====== RECORDS FOR THE TASK ======
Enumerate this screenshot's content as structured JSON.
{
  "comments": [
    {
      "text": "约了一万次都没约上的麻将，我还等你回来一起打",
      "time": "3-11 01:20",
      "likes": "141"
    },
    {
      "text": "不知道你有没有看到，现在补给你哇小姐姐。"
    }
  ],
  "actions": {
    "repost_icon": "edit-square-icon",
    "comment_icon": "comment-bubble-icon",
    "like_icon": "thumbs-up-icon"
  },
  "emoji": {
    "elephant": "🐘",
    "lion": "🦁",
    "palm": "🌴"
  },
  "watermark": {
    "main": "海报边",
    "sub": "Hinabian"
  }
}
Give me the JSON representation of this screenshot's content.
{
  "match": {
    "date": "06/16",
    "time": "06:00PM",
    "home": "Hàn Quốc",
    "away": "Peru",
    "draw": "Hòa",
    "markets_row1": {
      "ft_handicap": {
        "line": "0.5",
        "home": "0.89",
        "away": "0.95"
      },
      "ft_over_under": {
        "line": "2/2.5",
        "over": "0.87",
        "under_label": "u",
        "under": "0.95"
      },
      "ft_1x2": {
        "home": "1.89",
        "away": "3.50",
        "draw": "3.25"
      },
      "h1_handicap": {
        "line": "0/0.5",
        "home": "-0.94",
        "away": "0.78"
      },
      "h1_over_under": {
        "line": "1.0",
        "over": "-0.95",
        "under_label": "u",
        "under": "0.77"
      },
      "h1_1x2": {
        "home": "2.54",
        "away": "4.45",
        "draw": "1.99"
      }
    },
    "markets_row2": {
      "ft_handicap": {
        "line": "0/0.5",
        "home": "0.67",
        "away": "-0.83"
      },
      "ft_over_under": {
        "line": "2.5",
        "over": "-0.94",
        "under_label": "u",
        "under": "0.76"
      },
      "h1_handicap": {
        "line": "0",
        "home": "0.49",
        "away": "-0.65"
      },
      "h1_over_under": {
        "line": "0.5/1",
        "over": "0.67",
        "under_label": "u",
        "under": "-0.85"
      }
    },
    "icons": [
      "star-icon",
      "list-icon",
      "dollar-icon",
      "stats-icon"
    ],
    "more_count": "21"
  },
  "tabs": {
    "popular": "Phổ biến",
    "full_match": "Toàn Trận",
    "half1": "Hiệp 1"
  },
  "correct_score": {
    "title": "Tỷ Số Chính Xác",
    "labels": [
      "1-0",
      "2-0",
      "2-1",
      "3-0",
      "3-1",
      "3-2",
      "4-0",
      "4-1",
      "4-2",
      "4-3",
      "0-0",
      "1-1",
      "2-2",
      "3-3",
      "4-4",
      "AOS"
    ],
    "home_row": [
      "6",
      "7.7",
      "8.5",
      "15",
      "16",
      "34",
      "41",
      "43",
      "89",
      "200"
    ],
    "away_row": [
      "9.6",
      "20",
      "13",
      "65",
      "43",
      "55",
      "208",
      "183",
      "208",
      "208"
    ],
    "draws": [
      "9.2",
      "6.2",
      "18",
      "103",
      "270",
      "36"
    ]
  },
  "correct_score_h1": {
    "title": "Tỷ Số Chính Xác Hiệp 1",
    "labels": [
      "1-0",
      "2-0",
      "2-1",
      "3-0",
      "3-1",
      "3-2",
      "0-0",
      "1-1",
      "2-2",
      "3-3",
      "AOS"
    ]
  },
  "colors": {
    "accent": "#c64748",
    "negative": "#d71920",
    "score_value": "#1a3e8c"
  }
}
======
Set all of the records down again, exactly as they stand.

- THE RESPONSE:
Enumerate this screenshot's content as structured JSON.
{
  "comments": [
    {
      "text": "约了一万次都没约上的麻将，我还等你回来一起打",
      "time": "3-11 01:20",
      "likes": "141"
    },
    {
      "text": "不知道你有没有看到，现在补给你哇小姐姐。"
    }
  ],
  "actions": {
    "repost_icon": "edit-square-icon",
    "comment_icon": "comment-bubble-icon",
    "like_icon": "thumbs-up-icon"
  },
  "emoji": {
    "elephant": "🐘",
    "lion": "🦁",
    "palm": "🌴"
  },
  "watermark": {
    "main": "海报边",
    "sub": "Hinabian"
  }
}
Give me the JSON representation of this screenshot's content.
{
  "match": {
    "date": "06/16",
    "time": "06:00PM",
    "home": "Hàn Quốc",
    "away": "Peru",
    "draw": "Hòa",
    "markets_row1": {
      "ft_handicap": {
        "line": "0.5",
        "home": "0.89",
        "away": "0.95"
      },
      "ft_over_under": {
        "line": "2/2.5",
        "over": "0.87",
        "under_label": "u",
        "under": "0.95"
      },
      "ft_1x2": {
        "home": "1.89",
        "away": "3.50",
        "draw": "3.25"
      },
      "h1_handicap": {
        "line": "0/0.5",
        "home": "-0.94",
        "away": "0.78"
      },
      "h1_over_under": {
        "line": "1.0",
        "over": "-0.95",
        "under_label": "u",
        "under": "0.77"
      },
      "h1_1x2": {
        "home": "2.54",
        "away": "4.45",
        "draw": "1.99"
      }
    },
    "markets_row2": {
      "ft_handicap": {
        "line": "0/0.5",
        "home": "0.67",
        "away": "-0.83"
      },
      "ft_over_under": {
        "line": "2.5",
        "over": "-0.94",
        "under_label": "u",
        "under": "0.76"
      },
      "h1_handicap": {
        "line": "0",
        "home": "0.49",
        "away": "-0.65"
      },
      "h1_over_under": {
        "line": "0.5/1",
        "over": "0.67",
        "under_label": "u",
        "under": "-0.85"
      }
    },
    "icons": [
      "star-icon",
      "list-icon",
      "dollar-icon",
      "stats-icon"
    ],
    "more_count": "21"
  },
  "tabs": {
    "popular": "Phổ biến",
    "full_match": "Toàn Trận",
    "half1": "Hiệp 1"
  },
  "correct_score": {
    "title": "Tỷ Số Chính Xác",
    "labels": [
      "1-0",
      "2-0",
      "2-1",
      "3-0",
      "3-1",
      "3-2",
      "4-0",
      "4-1",
      "4-2",
      "4-3",
      "0-0",
      "1-1",
      "2-2",
      "3-3",
      "4-4",
      "AOS"
    ],
    "home_row": [
      "6",
      "7.7",
      "8.5",
      "15",
      "16",
      "34",
      "41",
      "43",
      "89",
      "200"
    ],
    "away_row": [
      "9.6",
      "20",
      "13",
      "65",
      "43",
      "55",
      "208",
      "183",
      "208",
      "208"
    ],
    "draws": [
      "9.2",
      "6.2",
      "18",
      "103",
      "270",
      "36"
    ]
  },
  "correct_score_h1": {
    "title": "Tỷ Số Chính Xác Hiệp 1",
    "labels": [
      "1-0",
      "2-0",
      "2-1",
      "3-0",
      "3-1",
      "3-2",
      "0-0",
      "1-1",
      "2-2",
      "3-3",
      "AOS"
    ]
  },
  "colors": {
    "accent": "#c64748",
    "negative": "#d71920",
    "score_value": "#1a3e8c"
  }
}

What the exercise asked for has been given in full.